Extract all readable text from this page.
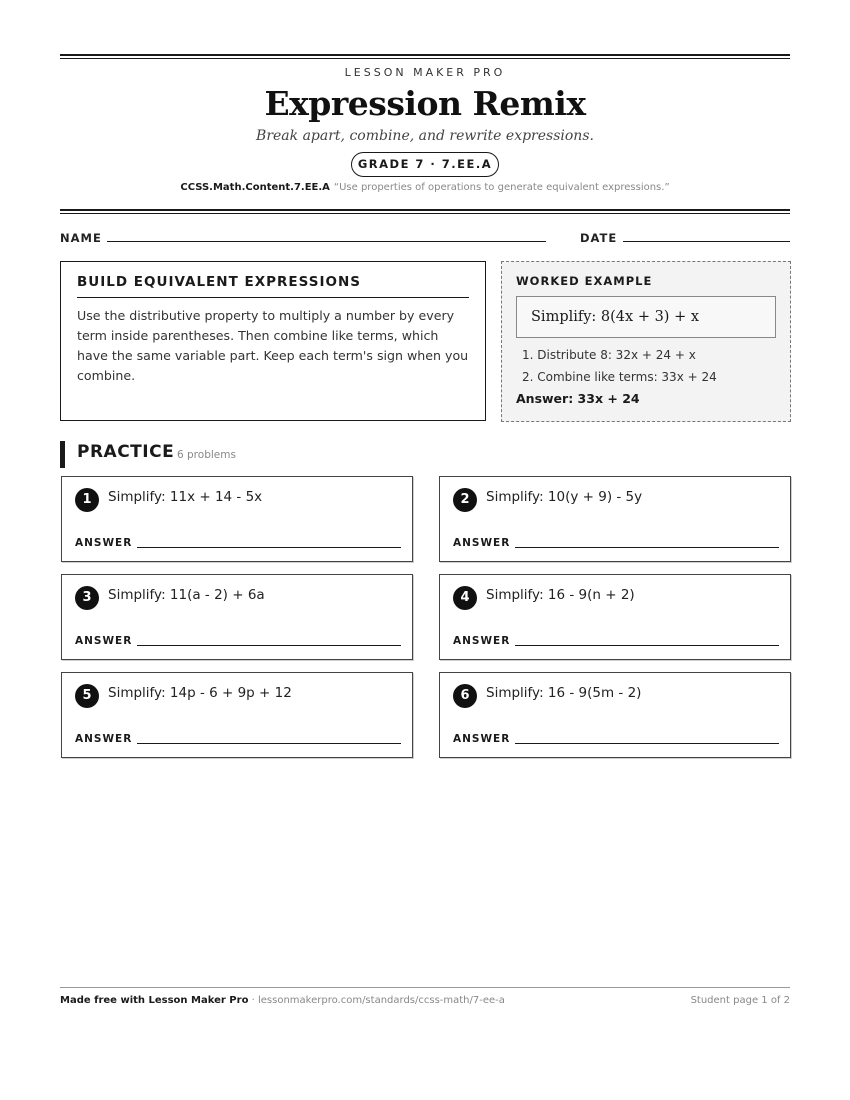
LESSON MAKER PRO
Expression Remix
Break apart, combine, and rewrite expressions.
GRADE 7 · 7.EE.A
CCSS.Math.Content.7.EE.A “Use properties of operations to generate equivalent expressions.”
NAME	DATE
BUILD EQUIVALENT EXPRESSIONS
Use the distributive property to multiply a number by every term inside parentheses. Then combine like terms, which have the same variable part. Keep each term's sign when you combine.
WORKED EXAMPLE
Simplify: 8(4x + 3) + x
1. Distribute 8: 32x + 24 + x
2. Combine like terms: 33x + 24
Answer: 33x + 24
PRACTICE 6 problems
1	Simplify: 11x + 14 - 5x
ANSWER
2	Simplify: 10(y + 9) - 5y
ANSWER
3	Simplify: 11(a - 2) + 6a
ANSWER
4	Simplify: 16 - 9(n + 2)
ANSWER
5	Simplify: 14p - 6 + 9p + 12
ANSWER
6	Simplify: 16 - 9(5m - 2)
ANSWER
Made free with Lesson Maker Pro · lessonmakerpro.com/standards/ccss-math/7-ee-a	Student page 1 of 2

──────────────────────────────

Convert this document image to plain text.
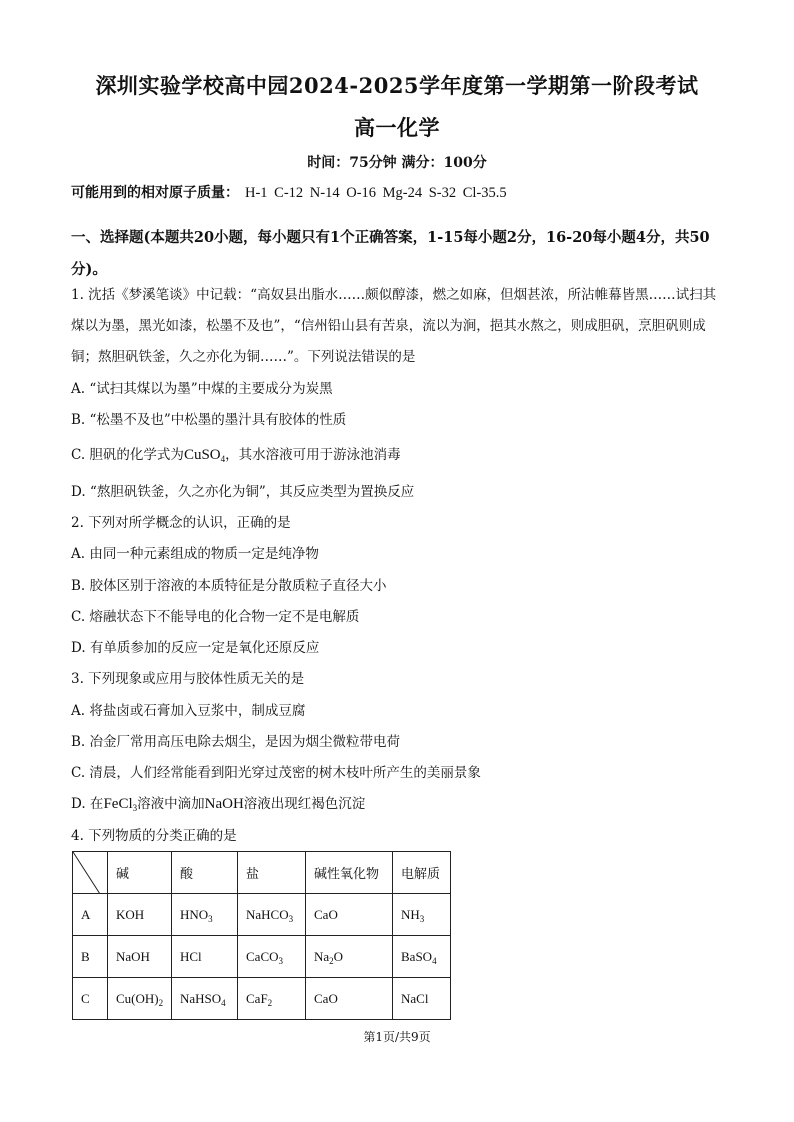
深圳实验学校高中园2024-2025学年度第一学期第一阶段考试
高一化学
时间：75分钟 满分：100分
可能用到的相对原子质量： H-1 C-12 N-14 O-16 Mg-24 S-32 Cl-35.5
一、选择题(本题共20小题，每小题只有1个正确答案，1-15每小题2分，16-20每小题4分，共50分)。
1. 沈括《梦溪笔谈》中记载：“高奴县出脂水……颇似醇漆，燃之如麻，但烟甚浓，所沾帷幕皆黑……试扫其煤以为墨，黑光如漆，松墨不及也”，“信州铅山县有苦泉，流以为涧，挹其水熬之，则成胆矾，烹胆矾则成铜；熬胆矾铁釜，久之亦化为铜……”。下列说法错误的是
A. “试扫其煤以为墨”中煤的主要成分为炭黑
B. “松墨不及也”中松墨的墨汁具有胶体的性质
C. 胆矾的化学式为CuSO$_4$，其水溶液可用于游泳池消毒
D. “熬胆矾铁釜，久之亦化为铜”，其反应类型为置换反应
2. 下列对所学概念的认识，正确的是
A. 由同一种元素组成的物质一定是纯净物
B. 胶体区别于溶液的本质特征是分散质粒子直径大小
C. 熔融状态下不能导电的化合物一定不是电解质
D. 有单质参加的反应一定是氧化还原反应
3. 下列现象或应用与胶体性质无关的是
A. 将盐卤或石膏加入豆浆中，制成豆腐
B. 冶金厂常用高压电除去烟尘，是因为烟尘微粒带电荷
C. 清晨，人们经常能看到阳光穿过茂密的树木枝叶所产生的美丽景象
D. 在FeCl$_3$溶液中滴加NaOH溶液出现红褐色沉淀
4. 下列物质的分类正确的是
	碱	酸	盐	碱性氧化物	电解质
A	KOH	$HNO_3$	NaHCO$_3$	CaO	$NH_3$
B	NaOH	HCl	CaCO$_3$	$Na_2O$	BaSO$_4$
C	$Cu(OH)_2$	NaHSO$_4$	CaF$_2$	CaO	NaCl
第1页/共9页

──────────────────────────────

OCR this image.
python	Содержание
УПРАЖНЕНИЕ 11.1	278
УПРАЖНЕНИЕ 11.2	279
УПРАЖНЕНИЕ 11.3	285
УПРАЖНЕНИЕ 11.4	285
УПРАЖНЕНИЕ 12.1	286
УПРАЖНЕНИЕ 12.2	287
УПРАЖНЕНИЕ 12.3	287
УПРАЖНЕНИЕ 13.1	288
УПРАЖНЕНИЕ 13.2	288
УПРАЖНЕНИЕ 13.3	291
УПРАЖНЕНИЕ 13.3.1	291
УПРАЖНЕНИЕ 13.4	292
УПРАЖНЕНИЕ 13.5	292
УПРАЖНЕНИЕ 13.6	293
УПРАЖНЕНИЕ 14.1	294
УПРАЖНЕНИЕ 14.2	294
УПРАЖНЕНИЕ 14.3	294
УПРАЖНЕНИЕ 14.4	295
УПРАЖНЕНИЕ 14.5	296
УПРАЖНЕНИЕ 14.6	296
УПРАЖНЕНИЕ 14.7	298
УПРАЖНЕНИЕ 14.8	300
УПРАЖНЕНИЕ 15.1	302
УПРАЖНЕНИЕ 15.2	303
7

──────────────────────────────

__WORK REQUIRED__
Pick out the lines that include the word "Simplify" and write them out.

__SOLUTION TO THIS TASK__
Simplify: 8(4x + 3) + x
1	Simplify: 11x + 14 - 5x
2	Simplify: 10(y + 9) - 5y
3	Simplify: 11(a - 2) + 6a
4	Simplify: 16 - 9(n + 2)
5	Simplify: 14p - 6 + 9p + 12
6	Simplify: 16 - 9(5m - 2)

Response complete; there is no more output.